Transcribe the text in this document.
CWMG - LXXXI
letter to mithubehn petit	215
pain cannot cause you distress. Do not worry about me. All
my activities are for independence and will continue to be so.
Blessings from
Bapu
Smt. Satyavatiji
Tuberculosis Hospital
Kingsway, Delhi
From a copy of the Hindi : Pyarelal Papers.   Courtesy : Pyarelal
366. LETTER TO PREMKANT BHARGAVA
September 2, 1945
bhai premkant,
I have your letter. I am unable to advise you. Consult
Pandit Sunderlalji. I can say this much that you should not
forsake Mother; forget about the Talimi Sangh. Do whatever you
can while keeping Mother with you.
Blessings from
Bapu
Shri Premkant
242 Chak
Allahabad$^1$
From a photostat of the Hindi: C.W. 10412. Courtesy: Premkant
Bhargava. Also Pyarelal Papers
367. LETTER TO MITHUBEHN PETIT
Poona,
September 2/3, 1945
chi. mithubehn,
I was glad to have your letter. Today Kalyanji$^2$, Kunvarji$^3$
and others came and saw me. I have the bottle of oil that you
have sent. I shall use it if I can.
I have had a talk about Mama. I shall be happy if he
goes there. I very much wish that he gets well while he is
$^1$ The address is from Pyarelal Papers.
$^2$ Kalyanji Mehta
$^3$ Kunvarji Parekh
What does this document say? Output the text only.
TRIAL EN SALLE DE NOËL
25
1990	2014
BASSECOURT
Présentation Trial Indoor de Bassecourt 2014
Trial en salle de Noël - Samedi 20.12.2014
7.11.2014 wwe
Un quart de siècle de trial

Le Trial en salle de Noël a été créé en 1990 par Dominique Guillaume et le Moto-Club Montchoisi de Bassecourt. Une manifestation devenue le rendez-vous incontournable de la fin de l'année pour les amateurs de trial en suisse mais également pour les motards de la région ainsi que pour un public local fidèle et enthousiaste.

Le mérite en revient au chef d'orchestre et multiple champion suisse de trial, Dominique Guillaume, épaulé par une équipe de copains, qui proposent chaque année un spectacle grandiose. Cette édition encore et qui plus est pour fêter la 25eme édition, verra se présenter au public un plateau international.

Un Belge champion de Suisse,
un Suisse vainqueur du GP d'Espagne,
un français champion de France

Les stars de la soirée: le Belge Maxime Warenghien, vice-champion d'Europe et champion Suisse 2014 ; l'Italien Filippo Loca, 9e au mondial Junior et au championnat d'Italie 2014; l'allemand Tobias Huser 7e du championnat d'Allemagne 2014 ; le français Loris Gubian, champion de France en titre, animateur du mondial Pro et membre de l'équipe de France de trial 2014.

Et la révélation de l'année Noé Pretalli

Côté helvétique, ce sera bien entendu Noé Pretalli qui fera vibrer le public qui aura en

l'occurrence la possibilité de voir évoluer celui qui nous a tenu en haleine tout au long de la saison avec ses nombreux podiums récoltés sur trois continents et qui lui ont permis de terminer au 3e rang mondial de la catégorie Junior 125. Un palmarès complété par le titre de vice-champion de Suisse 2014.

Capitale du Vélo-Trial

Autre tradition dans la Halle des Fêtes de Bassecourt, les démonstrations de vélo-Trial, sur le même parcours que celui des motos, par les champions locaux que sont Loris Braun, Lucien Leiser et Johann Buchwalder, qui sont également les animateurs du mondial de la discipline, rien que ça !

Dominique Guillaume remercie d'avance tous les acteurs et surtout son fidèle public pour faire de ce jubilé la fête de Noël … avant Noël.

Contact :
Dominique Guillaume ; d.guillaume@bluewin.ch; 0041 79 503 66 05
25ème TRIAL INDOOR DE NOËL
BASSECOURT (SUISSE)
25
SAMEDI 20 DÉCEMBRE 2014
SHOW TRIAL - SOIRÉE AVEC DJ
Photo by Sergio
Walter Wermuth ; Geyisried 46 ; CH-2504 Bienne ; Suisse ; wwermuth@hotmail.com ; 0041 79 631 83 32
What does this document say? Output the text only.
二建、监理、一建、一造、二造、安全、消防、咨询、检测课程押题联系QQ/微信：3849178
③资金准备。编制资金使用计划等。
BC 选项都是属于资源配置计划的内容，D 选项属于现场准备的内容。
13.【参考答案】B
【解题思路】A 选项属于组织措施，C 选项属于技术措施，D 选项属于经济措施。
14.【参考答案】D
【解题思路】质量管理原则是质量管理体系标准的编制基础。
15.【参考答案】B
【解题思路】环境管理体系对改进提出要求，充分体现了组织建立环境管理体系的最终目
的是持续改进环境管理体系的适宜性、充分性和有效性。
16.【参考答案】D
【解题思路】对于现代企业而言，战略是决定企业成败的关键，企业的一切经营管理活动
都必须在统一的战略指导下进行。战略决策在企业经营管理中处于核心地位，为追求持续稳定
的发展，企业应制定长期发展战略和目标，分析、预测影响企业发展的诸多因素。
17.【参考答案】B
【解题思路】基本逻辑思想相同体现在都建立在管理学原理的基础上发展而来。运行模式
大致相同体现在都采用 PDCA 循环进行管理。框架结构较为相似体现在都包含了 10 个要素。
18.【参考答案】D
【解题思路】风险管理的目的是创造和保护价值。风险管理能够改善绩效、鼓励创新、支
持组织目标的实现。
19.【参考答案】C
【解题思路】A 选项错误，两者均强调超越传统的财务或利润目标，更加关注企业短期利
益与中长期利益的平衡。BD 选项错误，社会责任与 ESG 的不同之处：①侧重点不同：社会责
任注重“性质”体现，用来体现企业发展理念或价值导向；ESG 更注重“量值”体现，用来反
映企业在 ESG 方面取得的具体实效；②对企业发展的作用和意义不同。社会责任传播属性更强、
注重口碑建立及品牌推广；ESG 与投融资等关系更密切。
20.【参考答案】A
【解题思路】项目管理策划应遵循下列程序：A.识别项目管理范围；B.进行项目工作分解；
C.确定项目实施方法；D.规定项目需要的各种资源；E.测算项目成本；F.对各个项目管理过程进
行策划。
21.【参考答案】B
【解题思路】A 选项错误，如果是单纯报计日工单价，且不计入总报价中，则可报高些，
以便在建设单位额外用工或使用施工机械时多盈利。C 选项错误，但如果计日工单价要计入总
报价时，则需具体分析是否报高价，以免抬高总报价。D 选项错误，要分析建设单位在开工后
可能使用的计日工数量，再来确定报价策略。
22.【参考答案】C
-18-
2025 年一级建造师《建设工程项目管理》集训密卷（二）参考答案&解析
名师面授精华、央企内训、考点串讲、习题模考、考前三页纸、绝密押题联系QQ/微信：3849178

* Exercise prompt *
Transcribe the whole listing exactly.

* Result *
Transcribe the text in this document.
CWMG - LXXXI
letter to mithubehn petit	215
pain cannot cause you distress. Do not worry about me. All
my activities are for independence and will continue to be so.
Blessings from
Bapu
Smt. Satyavatiji
Tuberculosis Hospital
Kingsway, Delhi
From a copy of the Hindi : Pyarelal Papers.   Courtesy : Pyarelal
366. LETTER TO PREMKANT BHARGAVA
September 2, 1945
bhai premkant,
I have your letter. I am unable to advise you. Consult
Pandit Sunderlalji. I can say this much that you should not
forsake Mother; forget about the Talimi Sangh. Do whatever you
can while keeping Mother with you.
Blessings from
Bapu
Shri Premkant
242 Chak
Allahabad$^1$
From a photostat of the Hindi: C.W. 10412. Courtesy: Premkant
Bhargava. Also Pyarelal Papers
367. LETTER TO MITHUBEHN PETIT
Poona,
September 2/3, 1945
chi. mithubehn,
I was glad to have your letter. Today Kalyanji$^2$, Kunvarji$^3$
and others came and saw me. I have the bottle of oil that you
have sent. I shall use it if I can.
I have had a talk about Mama. I shall be happy if he
goes there. I very much wish that he gets well while he is
$^1$ The address is from Pyarelal Papers.
$^2$ Kalyanji Mehta
$^3$ Kunvarji Parekh
What does this document say? Output the text only.
TRIAL EN SALLE DE NOËL
25
1990	2014
BASSECOURT
Présentation Trial Indoor de Bassecourt 2014
Trial en salle de Noël - Samedi 20.12.2014
7.11.2014 wwe
Un quart de siècle de trial

Le Trial en salle de Noël a été créé en 1990 par Dominique Guillaume et le Moto-Club Montchoisi de Bassecourt. Une manifestation devenue le rendez-vous incontournable de la fin de l'année pour les amateurs de trial en suisse mais également pour les motards de la région ainsi que pour un public local fidèle et enthousiaste.

Le mérite en revient au chef d'orchestre et multiple champion suisse de trial, Dominique Guillaume, épaulé par une équipe de copains, qui proposent chaque année un spectacle grandiose. Cette édition encore et qui plus est pour fêter la 25eme édition, verra se présenter au public un plateau international.

Un Belge champion de Suisse,
un Suisse vainqueur du GP d'Espagne,
un français champion de France

Les stars de la soirée: le Belge Maxime Warenghien, vice-champion d'Europe et champion Suisse 2014 ; l'Italien Filippo Loca, 9e au mondial Junior et au championnat d'Italie 2014; l'allemand Tobias Huser 7e du championnat d'Allemagne 2014 ; le français Loris Gubian, champion de France en titre, animateur du mondial Pro et membre de l'équipe de France de trial 2014.

Et la révélation de l'année Noé Pretalli

Côté helvétique, ce sera bien entendu Noé Pretalli qui fera vibrer le public qui aura en

l'occurrence la possibilité de voir évoluer celui qui nous a tenu en haleine tout au long de la saison avec ses nombreux podiums récoltés sur trois continents et qui lui ont permis de terminer au 3e rang mondial de la catégorie Junior 125. Un palmarès complété par le titre de vice-champion de Suisse 2014.

Capitale du Vélo-Trial

Autre tradition dans la Halle des Fêtes de Bassecourt, les démonstrations de vélo-Trial, sur le même parcours que celui des motos, par les champions locaux que sont Loris Braun, Lucien Leiser et Johann Buchwalder, qui sont également les animateurs du mondial de la discipline, rien que ça !

Dominique Guillaume remercie d'avance tous les acteurs et surtout son fidèle public pour faire de ce jubilé la fête de Noël … avant Noël.

Contact :
Dominique Guillaume ; d.guillaume@bluewin.ch; 0041 79 503 66 05
25ème TRIAL INDOOR DE NOËL
BASSECOURT (SUISSE)
25
SAMEDI 20 DÉCEMBRE 2014
SHOW TRIAL - SOIRÉE AVEC DJ
Photo by Sergio
Walter Wermuth ; Geyisried 46 ; CH-2504 Bienne ; Suisse ; wwermuth@hotmail.com ; 0041 79 631 83 32
What does this document say? Output the text only.
二建、监理、一建、一造、二造、安全、消防、咨询、检测课程押题联系QQ/微信：3849178
③资金准备。编制资金使用计划等。
BC 选项都是属于资源配置计划的内容，D 选项属于现场准备的内容。
13.【参考答案】B
【解题思路】A 选项属于组织措施，C 选项属于技术措施，D 选项属于经济措施。
14.【参考答案】D
【解题思路】质量管理原则是质量管理体系标准的编制基础。
15.【参考答案】B
【解题思路】环境管理体系对改进提出要求，充分体现了组织建立环境管理体系的最终目
的是持续改进环境管理体系的适宜性、充分性和有效性。
16.【参考答案】D
【解题思路】对于现代企业而言，战略是决定企业成败的关键，企业的一切经营管理活动
都必须在统一的战略指导下进行。战略决策在企业经营管理中处于核心地位，为追求持续稳定
的发展，企业应制定长期发展战略和目标，分析、预测影响企业发展的诸多因素。
17.【参考答案】B
【解题思路】基本逻辑思想相同体现在都建立在管理学原理的基础上发展而来。运行模式
大致相同体现在都采用 PDCA 循环进行管理。框架结构较为相似体现在都包含了 10 个要素。
18.【参考答案】D
【解题思路】风险管理的目的是创造和保护价值。风险管理能够改善绩效、鼓励创新、支
持组织目标的实现。
19.【参考答案】C
【解题思路】A 选项错误，两者均强调超越传统的财务或利润目标，更加关注企业短期利
益与中长期利益的平衡。BD 选项错误，社会责任与 ESG 的不同之处：①侧重点不同：社会责
任注重“性质”体现，用来体现企业发展理念或价值导向；ESG 更注重“量值”体现，用来反
映企业在 ESG 方面取得的具体实效；②对企业发展的作用和意义不同。社会责任传播属性更强、
注重口碑建立及品牌推广；ESG 与投融资等关系更密切。
20.【参考答案】A
【解题思路】项目管理策划应遵循下列程序：A.识别项目管理范围；B.进行项目工作分解；
C.确定项目实施方法；D.规定项目需要的各种资源；E.测算项目成本；F.对各个项目管理过程进
行策划。
21.【参考答案】B
【解题思路】A 选项错误，如果是单纯报计日工单价，且不计入总报价中，则可报高些，
以便在建设单位额外用工或使用施工机械时多盈利。C 选项错误，但如果计日工单价要计入总
报价时，则需具体分析是否报高价，以免抬高总报价。D 选项错误，要分析建设单位在开工后
可能使用的计日工数量，再来确定报价策略。
22.【参考答案】C
-18-
2025 年一级建造师《建设工程项目管理》集训密卷（二）参考答案&解析
名师面授精华、央企内训、考点串讲、习题模考、考前三页纸、绝密押题联系QQ/微信：3849178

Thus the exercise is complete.